Reading passage:
## START

Guys, don't want to break out your brainstorming flow to much, but I have an idea for my usage only leaving stock MCU in place as is. First to resume what we have in stock form. As I understand it (I might be wrong) we have three circuits parts: 1 controling/user interface and 2 power controling for each led.

Now, my idea is to put both leds in parallel on both power controling circuits parts. Leaving everything else as is I'm assuming we can get modes like 50%, 50% 100%, strobe. This of course is not very usable, but if I change sense resistance in the circuits to get: first 1/3 and in second 2/3 of desired power. Then I think we can get modes 33%,66%,100%, strobe.

This would be just fine for my usage leaving all other features (voltage indicators, thermal protection) in place. Not the best as would rather have strobe hidden and bit different mode spacing, but it's usable.

Can someone look if this mode is possible? Resistor mod is trivial to me, but putting leds in parallel is in question electricaly. Phisicaly I can just connect two black wires and we are done .

What do you think?

TK,

All that sounds good to me. I have no problem if you wish to go with a Attiny25. I believe I could use the same equipment I already have. I would just need to specify Attiny25 in Atmel Studio when first setting up your FW. I would need to order some 25's.

I will play indicator leds to see what gets them to work. It sounds like they must have some internal protection that blocks current when voltage is too high.

ledoman,

Interesting idea. I don't know enough about electronics to answer your question. It sounds like it would work. I have paralleled drivers before to increase current. I didn't have any of the drivers off though. So I don't know if there would be any kind of back flow issue. On this driver, I think you would have to connect both the positive leads and both the negative leads to each other to make it work.

Thanks, will wait what others have to say. Since hopefuly there is no PWM, just on/off, I expect no intereference between power circuits. Hopefuly!

## END

Dataset content:

## START

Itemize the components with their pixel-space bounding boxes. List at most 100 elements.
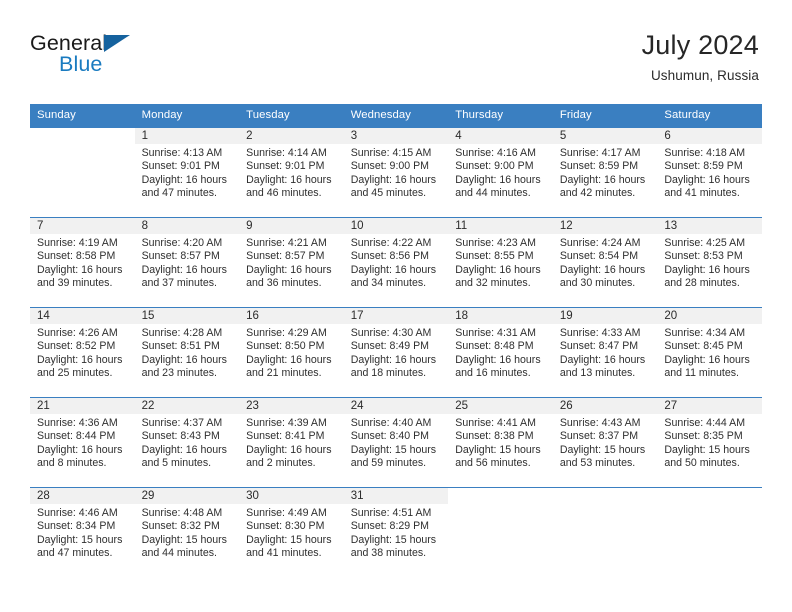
day-cell-inner[interactable]: 24 Sunrise: 4:40 AM Sunset: 8:40 PM Dayl… <box>343 397 449 487</box>
day-cell-inner[interactable]: 4 Sunrise: 4:16 AM Sunset: 9:00 PM Dayli… <box>448 127 553 217</box>
day-number <box>657 488 762 504</box>
day-cell[interactable]: 2 Sunrise: 4:14 AM Sunset: 9:01 PM Dayli… <box>239 127 344 217</box>
day-cell-inner[interactable]: 22 Sunrise: 4:37 AM Sunset: 8:43 PM Dayl… <box>134 397 240 487</box>
day-cell-inner[interactable]: 9 Sunrise: 4:21 AM Sunset: 8:57 PM Dayli… <box>239 217 344 307</box>
day-number: 20 <box>657 308 762 324</box>
day-sun-info: Sunrise: 4:18 AM Sunset: 8:59 PM Dayligh… <box>664 147 750 200</box>
day-cell-inner[interactable]: 16 Sunrise: 4:29 AM Sunset: 8:50 PM Dayl… <box>239 307 344 397</box>
day-cell[interactable]: 23 Sunrise: 4:39 AM Sunset: 8:41 PM Dayl… <box>239 397 344 487</box>
day-cell[interactable]: 9 Sunrise: 4:21 AM Sunset: 8:57 PM Dayli… <box>239 217 344 307</box>
day-cell[interactable]: 17 Sunrise: 4:30 AM Sunset: 8:49 PM Dayl… <box>343 307 449 397</box>
day-cell[interactable]: 10 Sunrise: 4:22 AM Sunset: 8:56 PM Dayl… <box>343 217 449 307</box>
day-cell-inner <box>657 487 762 577</box>
day-cell-inner[interactable]: 18 Sunrise: 4:31 AM Sunset: 8:48 PM Dayl… <box>448 307 553 397</box>
day-cell-inner[interactable]: 3 Sunrise: 4:15 AM Sunset: 9:00 PM Dayli… <box>343 127 449 217</box>
day-cell-inner[interactable]: 7 Sunrise: 4:19 AM Sunset: 8:58 PM Dayli… <box>30 217 135 307</box>
day-cell-inner[interactable]: 25 Sunrise: 4:41 AM Sunset: 8:38 PM Dayl… <box>448 397 553 487</box>
day-cell[interactable]: 11 Sunrise: 4:23 AM Sunset: 8:55 PM Dayl… <box>448 217 553 307</box>
logo-text-blue: Blue <box>59 52 103 76</box>
day-cell[interactable]: 27 Sunrise: 4:44 AM Sunset: 8:35 PM Dayl… <box>657 397 762 487</box>
day-cell-inner[interactable]: 27 Sunrise: 4:44 AM Sunset: 8:35 PM Dayl… <box>657 397 762 487</box>
day-number <box>552 488 658 504</box>
day-number: 9 <box>239 218 344 234</box>
day-number: 28 <box>30 488 135 504</box>
day-cell[interactable]: 14 Sunrise: 4:26 AM Sunset: 8:52 PM Dayl… <box>30 307 135 397</box>
day-cell[interactable]: 1 Sunrise: 4:13 AM Sunset: 9:01 PM Dayli… <box>134 127 240 217</box>
week-row: 21 Sunrise: 4:36 AM Sunset: 8:44 PM Dayl… <box>30 397 762 487</box>
logo-triangle-icon <box>104 35 130 52</box>
day-cell[interactable]: 8 Sunrise: 4:20 AM Sunset: 8:57 PM Dayli… <box>134 217 240 307</box>
day-cell-inner[interactable]: 1 Sunrise: 4:13 AM Sunset: 9:01 PM Dayli… <box>134 127 240 217</box>
day-sun-info: Sunrise: 4:48 AM Sunset: 8:32 PM Dayligh… <box>141 507 227 560</box>
day-number <box>30 128 135 144</box>
day-number: 19 <box>552 308 658 324</box>
day-cell-inner[interactable]: 19 Sunrise: 4:33 AM Sunset: 8:47 PM Dayl… <box>552 307 658 397</box>
day-cell-inner[interactable]: 10 Sunrise: 4:22 AM Sunset: 8:56 PM Dayl… <box>343 217 449 307</box>
day-cell[interactable]: 7 Sunrise: 4:19 AM Sunset: 8:58 PM Dayli… <box>30 217 135 307</box>
day-cell[interactable]: 24 Sunrise: 4:40 AM Sunset: 8:40 PM Dayl… <box>343 397 449 487</box>
day-sun-info: Sunrise: 4:31 AM Sunset: 8:48 PM Dayligh… <box>455 327 541 380</box>
weekday-header-row: Sunday Monday Tuesday Wednesday Thursday… <box>30 104 762 127</box>
day-cell[interactable]: 16 Sunrise: 4:29 AM Sunset: 8:50 PM Dayl… <box>239 307 344 397</box>
day-number: 13 <box>657 218 762 234</box>
day-sun-info: Sunrise: 4:13 AM Sunset: 9:01 PM Dayligh… <box>141 147 227 200</box>
day-cell-inner[interactable]: 14 Sunrise: 4:26 AM Sunset: 8:52 PM Dayl… <box>30 307 135 397</box>
day-sun-info: Sunrise: 4:19 AM Sunset: 8:58 PM Dayligh… <box>37 237 123 290</box>
day-cell[interactable]: 13 Sunrise: 4:25 AM Sunset: 8:53 PM Dayl… <box>657 217 762 307</box>
day-cell[interactable]: 15 Sunrise: 4:28 AM Sunset: 8:51 PM Dayl… <box>134 307 240 397</box>
location-subtitle: Ushumun, Russia <box>650 68 759 84</box>
day-cell-inner[interactable]: 13 Sunrise: 4:25 AM Sunset: 8:53 PM Dayl… <box>657 217 762 307</box>
day-number: 25 <box>448 398 553 414</box>
day-cell-inner[interactable]: 17 Sunrise: 4:30 AM Sunset: 8:49 PM Dayl… <box>343 307 449 397</box>
day-cell[interactable]: 21 Sunrise: 4:36 AM Sunset: 8:44 PM Dayl… <box>30 397 135 487</box>
day-cell[interactable]: 4 Sunrise: 4:16 AM Sunset: 9:00 PM Dayli… <box>448 127 553 217</box>
day-cell[interactable]: 29 Sunrise: 4:48 AM Sunset: 8:32 PM Dayl… <box>134 487 240 577</box>
weekday-header-tuesday: Tuesday <box>239 104 344 127</box>
day-cell-inner[interactable]: 21 Sunrise: 4:36 AM Sunset: 8:44 PM Dayl… <box>30 397 135 487</box>
day-sun-info: Sunrise: 4:22 AM Sunset: 8:56 PM Dayligh… <box>350 237 437 290</box>
day-cell-inner[interactable]: 5 Sunrise: 4:17 AM Sunset: 8:59 PM Dayli… <box>552 127 658 217</box>
day-sun-info: Sunrise: 4:39 AM Sunset: 8:41 PM Dayligh… <box>246 417 332 470</box>
day-number: 1 <box>134 128 240 144</box>
day-cell[interactable]: 19 Sunrise: 4:33 AM Sunset: 8:47 PM Dayl… <box>552 307 658 397</box>
day-cell[interactable]: 20 Sunrise: 4:34 AM Sunset: 8:45 PM Dayl… <box>657 307 762 397</box>
day-cell-inner[interactable]: 2 Sunrise: 4:14 AM Sunset: 9:01 PM Dayli… <box>239 127 344 217</box>
day-cell-inner[interactable]: 11 Sunrise: 4:23 AM Sunset: 8:55 PM Dayl… <box>448 217 553 307</box>
day-cell-inner[interactable]: 12 Sunrise: 4:24 AM Sunset: 8:54 PM Dayl… <box>552 217 658 307</box>
day-cell[interactable]: 6 Sunrise: 4:18 AM Sunset: 8:59 PM Dayli… <box>657 127 762 217</box>
day-cell-inner[interactable]: 26 Sunrise: 4:43 AM Sunset: 8:37 PM Dayl… <box>552 397 658 487</box>
day-cell[interactable]: 3 Sunrise: 4:15 AM Sunset: 9:00 PM Dayli… <box>343 127 449 217</box>
day-cell[interactable]: 18 Sunrise: 4:31 AM Sunset: 8:48 PM Dayl… <box>448 307 553 397</box>
day-sun-info: Sunrise: 4:44 AM Sunset: 8:35 PM Dayligh… <box>664 417 750 470</box>
day-cell-inner[interactable]: 30 Sunrise: 4:49 AM Sunset: 8:30 PM Dayl… <box>239 487 344 577</box>
day-cell-inner[interactable]: 23 Sunrise: 4:39 AM Sunset: 8:41 PM Dayl… <box>239 397 344 487</box>
day-cell[interactable]: 12 Sunrise: 4:24 AM Sunset: 8:54 PM Dayl… <box>552 217 658 307</box>
day-cell-inner[interactable]: 29 Sunrise: 4:48 AM Sunset: 8:32 PM Dayl… <box>134 487 240 577</box>
day-number: 7 <box>30 218 135 234</box>
week-row: 7 Sunrise: 4:19 AM Sunset: 8:58 PM Dayli… <box>30 217 762 307</box>
day-sun-info: Sunrise: 4:17 AM Sunset: 8:59 PM Dayligh… <box>559 147 646 200</box>
day-cell-inner <box>552 487 658 577</box>
day-sun-info: Sunrise: 4:28 AM Sunset: 8:51 PM Dayligh… <box>141 327 227 380</box>
day-cell[interactable]: 22 Sunrise: 4:37 AM Sunset: 8:43 PM Dayl… <box>134 397 240 487</box>
day-cell[interactable]: 26 Sunrise: 4:43 AM Sunset: 8:37 PM Dayl… <box>552 397 658 487</box>
day-cell[interactable]: 5 Sunrise: 4:17 AM Sunset: 8:59 PM Dayli… <box>552 127 658 217</box>
day-number: 8 <box>134 218 240 234</box>
day-cell[interactable]: 28 Sunrise: 4:46 AM Sunset: 8:34 PM Dayl… <box>30 487 135 577</box>
day-cell[interactable]: 25 Sunrise: 4:41 AM Sunset: 8:38 PM Dayl… <box>448 397 553 487</box>
day-cell-inner[interactable]: 6 Sunrise: 4:18 AM Sunset: 8:59 PM Dayli… <box>657 127 762 217</box>
day-cell[interactable]: 31 Sunrise: 4:51 AM Sunset: 8:29 PM Dayl… <box>343 487 449 577</box>
day-sun-info: Sunrise: 4:33 AM Sunset: 8:47 PM Dayligh… <box>559 327 646 380</box>
day-number: 14 <box>30 308 135 324</box>
day-cell-inner[interactable]: 15 Sunrise: 4:28 AM Sunset: 8:51 PM Dayl… <box>134 307 240 397</box>
day-cell-inner[interactable]: 8 Sunrise: 4:20 AM Sunset: 8:57 PM Dayli… <box>134 217 240 307</box>
day-number: 6 <box>657 128 762 144</box>
day-cell <box>657 487 762 577</box>
day-number: 3 <box>343 128 449 144</box>
day-cell-inner[interactable]: 20 Sunrise: 4:34 AM Sunset: 8:45 PM Dayl… <box>657 307 762 397</box>
day-cell-inner[interactable]: 31 Sunrise: 4:51 AM Sunset: 8:29 PM Dayl… <box>343 487 449 577</box>
day-cell[interactable]: 30 Sunrise: 4:49 AM Sunset: 8:30 PM Dayl… <box>239 487 344 577</box>
day-cell-inner[interactable]: 28 Sunrise: 4:46 AM Sunset: 8:34 PM Dayl… <box>30 487 135 577</box>
title-block: July 2024 Ushumun, Russia <box>642 28 759 83</box>
day-number: 30 <box>239 488 344 504</box>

## END

What the task requires: From the forum thread, list every mode the writer expects to get after changing the sense resistance in the two power circuits.

In response: 33%, 66%, 100%, strobe